In general, plain text is great because it's explicit. In contrast, word processors store some odd chain of objects. The steps to rebuild a document from scratch that leads to the same representation are not totally obvious. Sometimes it's a bit stochastic even!

XML formats improved the situation, but still plain text wins IMHO. With plain text you can have a toolchain where components for version control, edition and transformation can be replaced seamlessly. New stuff can be introduced at will. In e.g. Word you're mostly locked-in, or at least it's far from trivial to break out.

4 comments

Original author here. Totally agree about version control. When I wrote that post I had not yet learned how to use Git. In a follow-up post I discuss how I now manage all of my notes and citations in plain-text on a Pandoc- and git-powered wiki called Gitit.

http://wcm1.web.rice.edu/plain-text-citations.html

I appreciate that you mentioned LaTeX and its potential usefulness for these scenarios. You get the ability to version control, without making things especially difficult to translate your text into a more appealing output. Granted, one has to learn typesetting semantics first, but it seems to be a good middle ground.
wcaleb, this is great, thanks for both posts. It's also very inspiring to see your open notebook workflow and experiments.
There's a very timely HN post discussing a vim implementation on top of emacs: https://news.ycombinator.com/item?id=9394144

As much as I like vi's interface, I think emacs implementation is superior, and org-mode invaluable.

Looks great, just watched the video. Have you considered org-mode?
I tried org-mode for a while, but found it overly complicated. I use Emacs heavily, but developed a couple of Pandoc extensions which give me the org-mode features I need without all of the baggage: http://chriswarbo.net/essays/activecode/index.html
Have looked at, but not really considered. I went down the Vim path pretty early on ...
You can use org-mode with Vim more or less the same as you'd use Markdown if you're planning to compile your doc with Pandoc. You can even use README.org on github in place of README.md, and it will be turned into HTML automagically the same way as Markdown.

▸ Dataset excerpts
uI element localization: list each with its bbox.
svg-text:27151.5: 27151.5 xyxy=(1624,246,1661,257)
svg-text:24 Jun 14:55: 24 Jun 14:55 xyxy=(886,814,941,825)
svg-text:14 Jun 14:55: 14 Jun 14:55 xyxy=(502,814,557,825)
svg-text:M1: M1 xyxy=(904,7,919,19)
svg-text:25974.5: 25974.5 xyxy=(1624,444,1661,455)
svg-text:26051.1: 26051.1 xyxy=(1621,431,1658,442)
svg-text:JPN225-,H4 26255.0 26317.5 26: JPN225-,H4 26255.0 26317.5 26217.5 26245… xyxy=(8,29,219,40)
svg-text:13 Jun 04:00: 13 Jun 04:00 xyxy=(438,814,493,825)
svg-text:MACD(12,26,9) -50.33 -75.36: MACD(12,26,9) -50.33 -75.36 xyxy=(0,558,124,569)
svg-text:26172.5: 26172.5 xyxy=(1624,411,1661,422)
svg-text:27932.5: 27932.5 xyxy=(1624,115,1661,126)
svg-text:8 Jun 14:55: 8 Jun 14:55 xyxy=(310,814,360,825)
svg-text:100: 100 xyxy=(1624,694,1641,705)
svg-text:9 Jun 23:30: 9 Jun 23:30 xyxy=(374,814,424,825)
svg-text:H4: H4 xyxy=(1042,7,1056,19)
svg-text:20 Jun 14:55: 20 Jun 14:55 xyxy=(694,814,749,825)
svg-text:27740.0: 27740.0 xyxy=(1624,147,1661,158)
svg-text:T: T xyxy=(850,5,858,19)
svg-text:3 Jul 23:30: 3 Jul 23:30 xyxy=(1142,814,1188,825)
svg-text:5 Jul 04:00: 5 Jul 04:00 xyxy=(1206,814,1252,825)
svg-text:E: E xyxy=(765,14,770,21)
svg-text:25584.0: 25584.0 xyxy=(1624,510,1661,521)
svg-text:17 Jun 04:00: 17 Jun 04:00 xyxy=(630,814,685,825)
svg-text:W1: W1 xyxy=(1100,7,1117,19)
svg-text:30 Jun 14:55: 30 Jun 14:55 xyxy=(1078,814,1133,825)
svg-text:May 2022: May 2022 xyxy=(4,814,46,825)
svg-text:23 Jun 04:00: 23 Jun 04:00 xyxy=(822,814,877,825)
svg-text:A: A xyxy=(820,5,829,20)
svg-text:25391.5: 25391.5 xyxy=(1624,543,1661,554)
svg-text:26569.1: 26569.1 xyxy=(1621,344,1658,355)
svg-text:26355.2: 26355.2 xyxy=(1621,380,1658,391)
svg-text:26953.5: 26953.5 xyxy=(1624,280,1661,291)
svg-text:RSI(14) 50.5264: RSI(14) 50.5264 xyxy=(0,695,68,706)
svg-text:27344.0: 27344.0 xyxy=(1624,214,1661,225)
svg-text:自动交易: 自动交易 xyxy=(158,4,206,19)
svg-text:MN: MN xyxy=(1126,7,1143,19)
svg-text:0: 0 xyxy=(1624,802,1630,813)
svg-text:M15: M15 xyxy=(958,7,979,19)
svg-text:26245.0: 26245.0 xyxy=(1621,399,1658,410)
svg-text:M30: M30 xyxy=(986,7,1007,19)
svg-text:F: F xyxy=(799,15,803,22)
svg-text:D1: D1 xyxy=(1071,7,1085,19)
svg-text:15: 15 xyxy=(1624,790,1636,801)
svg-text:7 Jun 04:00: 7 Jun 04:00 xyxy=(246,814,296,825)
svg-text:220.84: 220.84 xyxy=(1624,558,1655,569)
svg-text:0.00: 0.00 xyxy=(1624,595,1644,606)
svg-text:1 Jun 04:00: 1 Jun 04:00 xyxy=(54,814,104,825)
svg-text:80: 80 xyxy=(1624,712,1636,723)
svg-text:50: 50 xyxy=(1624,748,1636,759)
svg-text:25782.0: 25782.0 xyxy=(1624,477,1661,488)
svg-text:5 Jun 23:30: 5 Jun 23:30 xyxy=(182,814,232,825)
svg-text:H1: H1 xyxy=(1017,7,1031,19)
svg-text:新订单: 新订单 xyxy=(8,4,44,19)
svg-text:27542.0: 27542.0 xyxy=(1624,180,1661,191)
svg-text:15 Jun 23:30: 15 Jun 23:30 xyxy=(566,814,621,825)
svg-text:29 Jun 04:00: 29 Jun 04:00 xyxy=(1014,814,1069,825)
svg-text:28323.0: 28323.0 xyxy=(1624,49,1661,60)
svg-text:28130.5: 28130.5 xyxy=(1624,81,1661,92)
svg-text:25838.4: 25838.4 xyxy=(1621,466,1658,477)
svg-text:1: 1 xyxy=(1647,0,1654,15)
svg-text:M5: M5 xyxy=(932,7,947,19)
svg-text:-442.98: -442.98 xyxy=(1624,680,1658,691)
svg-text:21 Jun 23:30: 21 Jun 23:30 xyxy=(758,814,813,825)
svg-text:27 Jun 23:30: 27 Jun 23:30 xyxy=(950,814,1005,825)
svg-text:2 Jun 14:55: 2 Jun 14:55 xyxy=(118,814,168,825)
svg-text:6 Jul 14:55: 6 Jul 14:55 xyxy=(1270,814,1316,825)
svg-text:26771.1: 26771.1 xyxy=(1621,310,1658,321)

▸ Problem requirements
Continue the discussion of plain text and version control from where it stops. The items play no part here.

▸ Output for this exercise
Why use org-mode as a format instead of Markdown? Internal cross-references. Org-mode feels just as light weight to me as Markdown for the most part, but it has fewer cases where you can't make things work. Worst case in org-mode, you mix in LaTeX.

org-mode is decent for LaTex markdown substitution. * = Section = SubSection

Etc.

I think I still prefer to just write it in markdown. Word can't come close to the typesetting ability of LaTex.

Looks great, thanks a lot for sharing your workflow !
Agreed. This is the same reason why some of us are skeptical of the frequent calls for more "visual" programming languages that eschew textual representations of code.
Thinking about block based "IDEs"?

I think the biggest difference there is that a document is "static". It is not supposed to process something else like code is.

Thus what you want to avoid at all costs is "boiler plate" bugs. Bugs that are not caught at compile time because it is semantically correct, but that end up producing wild results once a certain kind of data is introduced.

> In contrast, word processors store some odd chain of objects. The steps to rebuild a document from scratch that leads to the same representation are not totally obvious.

Microsoft Word's binary format (.doc) stored the document's text as a block in the file, making data recovery simple.

I seem to recall older word processors having a "explicit" mode that allowed the editing of markup directly. But i don't know if that is still present, much less used, in the age of "drag and drop".